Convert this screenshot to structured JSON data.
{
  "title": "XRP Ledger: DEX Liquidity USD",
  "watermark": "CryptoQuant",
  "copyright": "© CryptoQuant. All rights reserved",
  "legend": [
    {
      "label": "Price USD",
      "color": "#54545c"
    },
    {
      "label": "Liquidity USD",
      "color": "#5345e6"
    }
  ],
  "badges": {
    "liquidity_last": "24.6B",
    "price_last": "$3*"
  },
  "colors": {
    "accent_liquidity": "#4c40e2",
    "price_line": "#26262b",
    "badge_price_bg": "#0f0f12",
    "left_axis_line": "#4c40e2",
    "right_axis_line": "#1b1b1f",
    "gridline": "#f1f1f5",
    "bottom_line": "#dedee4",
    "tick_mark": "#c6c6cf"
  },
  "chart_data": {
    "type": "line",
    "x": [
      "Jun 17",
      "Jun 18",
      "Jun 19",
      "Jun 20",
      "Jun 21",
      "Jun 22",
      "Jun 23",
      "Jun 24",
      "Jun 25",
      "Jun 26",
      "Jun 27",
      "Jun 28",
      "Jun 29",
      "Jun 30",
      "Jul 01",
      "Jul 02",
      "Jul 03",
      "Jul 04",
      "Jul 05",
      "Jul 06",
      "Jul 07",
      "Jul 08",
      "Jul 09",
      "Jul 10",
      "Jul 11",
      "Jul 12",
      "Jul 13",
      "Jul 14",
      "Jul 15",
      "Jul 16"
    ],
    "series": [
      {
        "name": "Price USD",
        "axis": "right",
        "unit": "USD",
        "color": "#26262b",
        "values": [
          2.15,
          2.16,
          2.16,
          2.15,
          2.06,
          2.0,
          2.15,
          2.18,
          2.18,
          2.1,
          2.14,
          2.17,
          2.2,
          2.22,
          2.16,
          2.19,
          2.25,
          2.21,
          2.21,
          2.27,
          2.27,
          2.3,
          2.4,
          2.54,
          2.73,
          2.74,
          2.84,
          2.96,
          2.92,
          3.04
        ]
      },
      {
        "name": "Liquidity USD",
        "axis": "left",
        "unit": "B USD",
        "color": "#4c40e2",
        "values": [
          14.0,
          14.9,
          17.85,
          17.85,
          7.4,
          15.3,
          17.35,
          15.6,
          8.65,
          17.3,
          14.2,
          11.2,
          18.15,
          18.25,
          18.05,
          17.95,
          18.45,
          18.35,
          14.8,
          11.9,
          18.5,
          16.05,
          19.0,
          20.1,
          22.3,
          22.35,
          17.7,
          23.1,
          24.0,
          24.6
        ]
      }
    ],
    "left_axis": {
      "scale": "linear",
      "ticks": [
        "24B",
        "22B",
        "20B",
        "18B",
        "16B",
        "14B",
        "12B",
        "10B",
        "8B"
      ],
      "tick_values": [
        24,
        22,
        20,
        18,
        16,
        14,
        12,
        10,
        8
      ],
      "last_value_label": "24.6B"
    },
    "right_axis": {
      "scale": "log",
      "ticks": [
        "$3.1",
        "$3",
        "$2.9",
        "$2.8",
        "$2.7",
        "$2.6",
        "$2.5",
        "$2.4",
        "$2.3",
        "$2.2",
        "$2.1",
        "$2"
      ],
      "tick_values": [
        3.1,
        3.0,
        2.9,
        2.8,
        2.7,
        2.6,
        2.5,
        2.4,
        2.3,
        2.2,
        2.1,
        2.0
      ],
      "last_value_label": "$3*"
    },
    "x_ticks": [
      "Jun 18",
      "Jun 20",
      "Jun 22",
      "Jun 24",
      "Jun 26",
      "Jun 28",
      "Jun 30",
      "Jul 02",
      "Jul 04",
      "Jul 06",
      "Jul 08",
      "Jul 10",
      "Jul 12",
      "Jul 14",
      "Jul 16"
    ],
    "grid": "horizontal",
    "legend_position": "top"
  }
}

* * *

SET PROBLEM: Extract the data in full. Keep it word for word.

REPLY:
Convert this screenshot to structured JSON data.
{
  "title": "XRP Ledger: DEX Liquidity USD",
  "watermark": "CryptoQuant",
  "copyright": "© CryptoQuant. All rights reserved",
  "legend": [
    {
      "label": "Price USD",
      "color": "#54545c"
    },
    {
      "label": "Liquidity USD",
      "color": "#5345e6"
    }
  ],
  "badges": {
    "liquidity_last": "24.6B",
    "price_last": "$3*"
  },
  "colors": {
    "accent_liquidity": "#4c40e2",
    "price_line": "#26262b",
    "badge_price_bg": "#0f0f12",
    "left_axis_line": "#4c40e2",
    "right_axis_line": "#1b1b1f",
    "gridline": "#f1f1f5",
    "bottom_line": "#dedee4",
    "tick_mark": "#c6c6cf"
  },
  "chart_data": {
    "type": "line",
    "x": [
      "Jun 17",
      "Jun 18",
      "Jun 19",
      "Jun 20",
      "Jun 21",
      "Jun 22",
      "Jun 23",
      "Jun 24",
      "Jun 25",
      "Jun 26",
      "Jun 27",
      "Jun 28",
      "Jun 29",
      "Jun 30",
      "Jul 01",
      "Jul 02",
      "Jul 03",
      "Jul 04",
      "Jul 05",
      "Jul 06",
      "Jul 07",
      "Jul 08",
      "Jul 09",
      "Jul 10",
      "Jul 11",
      "Jul 12",
      "Jul 13",
      "Jul 14",
      "Jul 15",
      "Jul 16"
    ],
    "series": [
      {
        "name": "Price USD",
        "axis": "right",
        "unit": "USD",
        "color": "#26262b",
        "values": [
          2.15,
          2.16,
          2.16,
          2.15,
          2.06,
          2.0,
          2.15,
          2.18,
          2.18,
          2.1,
          2.14,
          2.17,
          2.2,
          2.22,
          2.16,
          2.19,
          2.25,
          2.21,
          2.21,
          2.27,
          2.27,
          2.3,
          2.4,
          2.54,
          2.73,
          2.74,
          2.84,
          2.96,
          2.92,
          3.04
        ]
      },
      {
        "name": "Liquidity USD",
        "axis": "left",
        "unit": "B USD",
        "color": "#4c40e2",
        "values": [
          14.0,
          14.9,
          17.85,
          17.85,
          7.4,
          15.3,
          17.35,
          15.6,
          8.65,
          17.3,
          14.2,
          11.2,
          18.15,
          18.25,
          18.05,
          17.95,
          18.45,
          18.35,
          14.8,
          11.9,
          18.5,
          16.05,
          19.0,
          20.1,
          22.3,
          22.35,
          17.7,
          23.1,
          24.0,
          24.6
        ]
      }
    ],
    "left_axis": {
      "scale": "linear",
      "ticks": [
        "24B",
        "22B",
        "20B",
        "18B",
        "16B",
        "14B",
        "12B",
        "10B",
        "8B"
      ],
      "tick_values": [
        24,
        22,
        20,
        18,
        16,
        14,
        12,
        10,
        8
      ],
      "last_value_label": "24.6B"
    },
    "right_axis": {
      "scale": "log",
      "ticks": [
        "$3.1",
        "$3",
        "$2.9",
        "$2.8",
        "$2.7",
        "$2.6",
        "$2.5",
        "$2.4",
        "$2.3",
        "$2.2",
        "$2.1",
        "$2"
      ],
      "tick_values": [
        3.1,
        3.0,
        2.9,
        2.8,
        2.7,
        2.6,
        2.5,
        2.4,
        2.3,
        2.2,
        2.1,
        2.0
      ],
      "last_value_label": "$3*"
    },
    "x_ticks": [
      "Jun 18",
      "Jun 20",
      "Jun 22",
      "Jun 24",
      "Jun 26",
      "Jun 28",
      "Jun 30",
      "Jul 02",
      "Jul 04",
      "Jul 06",
      "Jul 08",
      "Jul 10",
      "Jul 12",
      "Jul 14",
      "Jul 16"
    ],
    "grid": "horizontal",
    "legend_position": "top"
  }
}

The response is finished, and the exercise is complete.